**SEITENTEXT**
Die Welt wird objektiv post-westlich, sagte der russische Außenminister Sergej Lawrow am Donnerstag auf einer gemeinsamen Pressekonferenz mit seinem deutschen Amtskollegen Sigmar Gabriel in Moskau.

 

 

„Die Welt wird objektiv post-westlich. Der Moderne ist es nicht gelungen und wird es auch nicht gelingen, und man muss sich daran gewöhnen, dass die Welt multipolar wird, und dass vor allem die führenden Spieler ihre kollektive Verantwortung für die Welt und Stabilität erkennen und in der Praxis umsetzen müssen“, sagte Lawrow.

Bundesaußenminister Gabriel sagte seinerseits, in Europa betrachte man den Begriff „Westen“ nicht aus geographischer, sondern aus politischer Sicht.

Dazu betonte Lawrow, auch er habe nicht den geographischen Westen gemeint, sondern den „historischen Westen“:

„Ich meine damit Westeuropa, die USA, Australien, Neuseeland, also den historischen Westen, der bereits seit Jahrzehnten die erste Geige bei internationalen Angelegenheiten spielte“, so der russische Diplomat.

Mittlerweile aber sei es an der Zeit, da es zur „Entstehung neuer Machtzentren gekommen“ sei, fügte Lawrow hinzu.

**AUFGABEN**
A – Beantworte diese Fragen zum Bericht über die Pressekonferenz in Moskau:
(i) Mit wem hielt Lawrow die gemeinsame Pressekonferenz ab?
(ii) Aus welcher Sicht betrachtet man laut Gabriel in Europa den Begriff „Westen“?
(iii) Welche Länder und Regionen zählt Lawrow zum „historischen Westen“?
B – Benenne im Bericht über die Pressekonferenz „Lawrow“ in „Sergej Lawrow“ um. Gib dazu den Abschnitt wieder, der mit „Dazu betonte Lawrow, auch“ beginnt und mit „der russische Diplomat.“ endet.
C – Übersetze diesen Satz aus dem Bericht über die Pressekonferenz ins Englische: „Bundesaußenminister Gabriel sagte seinerseits, in Europa betrachte man den Begriff ‚Westen‘ nicht aus geographischer, sondern aus politischer Sicht.“

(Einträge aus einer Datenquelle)

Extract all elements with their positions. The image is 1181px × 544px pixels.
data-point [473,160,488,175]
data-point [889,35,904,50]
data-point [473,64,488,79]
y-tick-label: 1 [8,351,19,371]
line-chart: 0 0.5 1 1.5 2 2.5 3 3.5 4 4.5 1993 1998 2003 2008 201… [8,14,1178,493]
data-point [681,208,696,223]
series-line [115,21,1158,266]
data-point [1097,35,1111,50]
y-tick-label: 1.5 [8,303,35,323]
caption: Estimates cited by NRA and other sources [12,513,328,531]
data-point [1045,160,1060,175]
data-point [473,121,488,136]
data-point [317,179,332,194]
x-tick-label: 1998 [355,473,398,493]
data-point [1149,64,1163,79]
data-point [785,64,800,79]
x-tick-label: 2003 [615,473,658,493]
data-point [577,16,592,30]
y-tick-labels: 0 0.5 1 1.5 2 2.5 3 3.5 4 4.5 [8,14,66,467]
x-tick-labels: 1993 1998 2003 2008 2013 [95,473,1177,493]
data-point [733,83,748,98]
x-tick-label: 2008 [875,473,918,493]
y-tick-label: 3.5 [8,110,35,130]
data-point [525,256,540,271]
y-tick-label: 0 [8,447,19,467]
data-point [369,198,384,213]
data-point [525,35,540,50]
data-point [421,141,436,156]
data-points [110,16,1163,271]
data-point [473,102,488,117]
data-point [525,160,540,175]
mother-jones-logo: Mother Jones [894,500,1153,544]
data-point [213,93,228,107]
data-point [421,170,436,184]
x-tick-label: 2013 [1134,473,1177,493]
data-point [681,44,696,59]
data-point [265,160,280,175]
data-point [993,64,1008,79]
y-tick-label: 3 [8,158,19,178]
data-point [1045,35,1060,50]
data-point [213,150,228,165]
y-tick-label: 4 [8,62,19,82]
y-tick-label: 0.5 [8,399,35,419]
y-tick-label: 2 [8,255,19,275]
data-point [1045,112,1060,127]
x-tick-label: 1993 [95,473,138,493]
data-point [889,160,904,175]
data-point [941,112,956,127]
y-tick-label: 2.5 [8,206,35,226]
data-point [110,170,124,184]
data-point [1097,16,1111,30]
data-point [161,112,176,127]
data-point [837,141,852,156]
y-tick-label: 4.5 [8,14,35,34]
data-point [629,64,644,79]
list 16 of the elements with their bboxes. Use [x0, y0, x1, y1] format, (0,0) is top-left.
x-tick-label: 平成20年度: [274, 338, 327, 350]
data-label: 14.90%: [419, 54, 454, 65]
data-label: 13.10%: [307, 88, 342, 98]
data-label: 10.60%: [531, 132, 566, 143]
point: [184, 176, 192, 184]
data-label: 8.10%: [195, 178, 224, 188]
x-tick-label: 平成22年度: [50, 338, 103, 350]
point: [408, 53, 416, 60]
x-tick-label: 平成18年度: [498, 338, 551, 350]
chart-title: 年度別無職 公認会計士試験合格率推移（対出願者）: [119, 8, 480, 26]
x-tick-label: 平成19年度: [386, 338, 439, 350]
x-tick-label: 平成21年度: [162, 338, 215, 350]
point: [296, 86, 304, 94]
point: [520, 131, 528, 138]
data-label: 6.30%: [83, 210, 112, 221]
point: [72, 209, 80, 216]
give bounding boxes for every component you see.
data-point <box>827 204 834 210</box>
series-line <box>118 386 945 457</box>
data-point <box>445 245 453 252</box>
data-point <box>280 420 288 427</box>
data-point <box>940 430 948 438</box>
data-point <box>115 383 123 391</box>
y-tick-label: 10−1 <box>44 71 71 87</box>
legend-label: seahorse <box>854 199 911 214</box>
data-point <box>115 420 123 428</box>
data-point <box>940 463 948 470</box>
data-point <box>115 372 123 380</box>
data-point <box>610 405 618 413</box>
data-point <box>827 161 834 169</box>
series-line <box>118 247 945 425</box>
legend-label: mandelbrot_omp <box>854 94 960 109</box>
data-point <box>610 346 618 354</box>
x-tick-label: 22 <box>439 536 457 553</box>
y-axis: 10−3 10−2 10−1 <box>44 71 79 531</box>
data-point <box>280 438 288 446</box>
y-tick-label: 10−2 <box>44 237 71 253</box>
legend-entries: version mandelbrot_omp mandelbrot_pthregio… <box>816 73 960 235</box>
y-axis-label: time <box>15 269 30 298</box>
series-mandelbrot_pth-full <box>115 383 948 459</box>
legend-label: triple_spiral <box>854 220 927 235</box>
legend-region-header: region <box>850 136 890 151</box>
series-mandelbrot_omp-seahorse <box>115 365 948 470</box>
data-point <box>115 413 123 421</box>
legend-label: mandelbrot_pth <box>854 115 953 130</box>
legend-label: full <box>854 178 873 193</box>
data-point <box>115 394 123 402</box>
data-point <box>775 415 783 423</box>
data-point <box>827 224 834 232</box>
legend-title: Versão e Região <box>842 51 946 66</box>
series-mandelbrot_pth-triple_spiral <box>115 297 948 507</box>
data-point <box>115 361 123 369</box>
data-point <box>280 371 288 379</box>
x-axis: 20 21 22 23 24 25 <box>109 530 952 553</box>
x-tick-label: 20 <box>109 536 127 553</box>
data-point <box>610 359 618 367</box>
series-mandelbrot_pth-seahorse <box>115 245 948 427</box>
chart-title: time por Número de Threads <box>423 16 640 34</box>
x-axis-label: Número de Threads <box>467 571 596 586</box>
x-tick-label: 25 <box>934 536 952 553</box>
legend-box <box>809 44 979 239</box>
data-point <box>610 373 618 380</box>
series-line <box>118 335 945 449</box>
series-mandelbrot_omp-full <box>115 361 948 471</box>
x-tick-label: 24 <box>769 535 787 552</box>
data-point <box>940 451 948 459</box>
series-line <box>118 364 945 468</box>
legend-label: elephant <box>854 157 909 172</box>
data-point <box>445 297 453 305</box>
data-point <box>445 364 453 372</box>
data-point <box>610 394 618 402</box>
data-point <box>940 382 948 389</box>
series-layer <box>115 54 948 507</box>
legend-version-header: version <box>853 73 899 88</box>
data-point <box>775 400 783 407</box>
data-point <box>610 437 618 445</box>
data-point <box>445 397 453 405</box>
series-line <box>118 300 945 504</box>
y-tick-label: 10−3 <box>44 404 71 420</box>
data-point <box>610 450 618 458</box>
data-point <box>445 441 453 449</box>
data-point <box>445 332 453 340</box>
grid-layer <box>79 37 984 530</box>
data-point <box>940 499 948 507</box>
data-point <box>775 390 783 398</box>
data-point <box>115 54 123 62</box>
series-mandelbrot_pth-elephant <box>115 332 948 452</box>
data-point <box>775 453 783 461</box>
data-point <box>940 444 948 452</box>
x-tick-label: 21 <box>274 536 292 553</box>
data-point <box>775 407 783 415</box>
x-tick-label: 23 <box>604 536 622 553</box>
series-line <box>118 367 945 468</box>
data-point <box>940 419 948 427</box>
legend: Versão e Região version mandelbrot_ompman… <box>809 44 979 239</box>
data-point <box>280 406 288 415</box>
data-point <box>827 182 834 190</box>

**LÖSUNGEN**
A –
(i) Mit seinem deutschen Amtskollegen Sigmar Gabriel.
(ii) Nicht aus geographischer, sondern aus politischer Sicht.
(iii) Westeuropa, die USA, Australien und Neuseeland.

B –
Dazu betonte Sergej Lawrow, auch er habe nicht den geographischen Westen gemeint, sondern den „historischen Westen“:

„Ich meine damit Westeuropa, die USA, Australien, Neuseeland, also den historischen Westen, der bereits seit Jahrzehnten die erste Geige bei internationalen Angelegenheiten spielte“, so der russische Diplomat.

C – German Foreign Minister Gabriel said for his part that in Europe the term "West" is viewed not from a geographical but from a political perspective.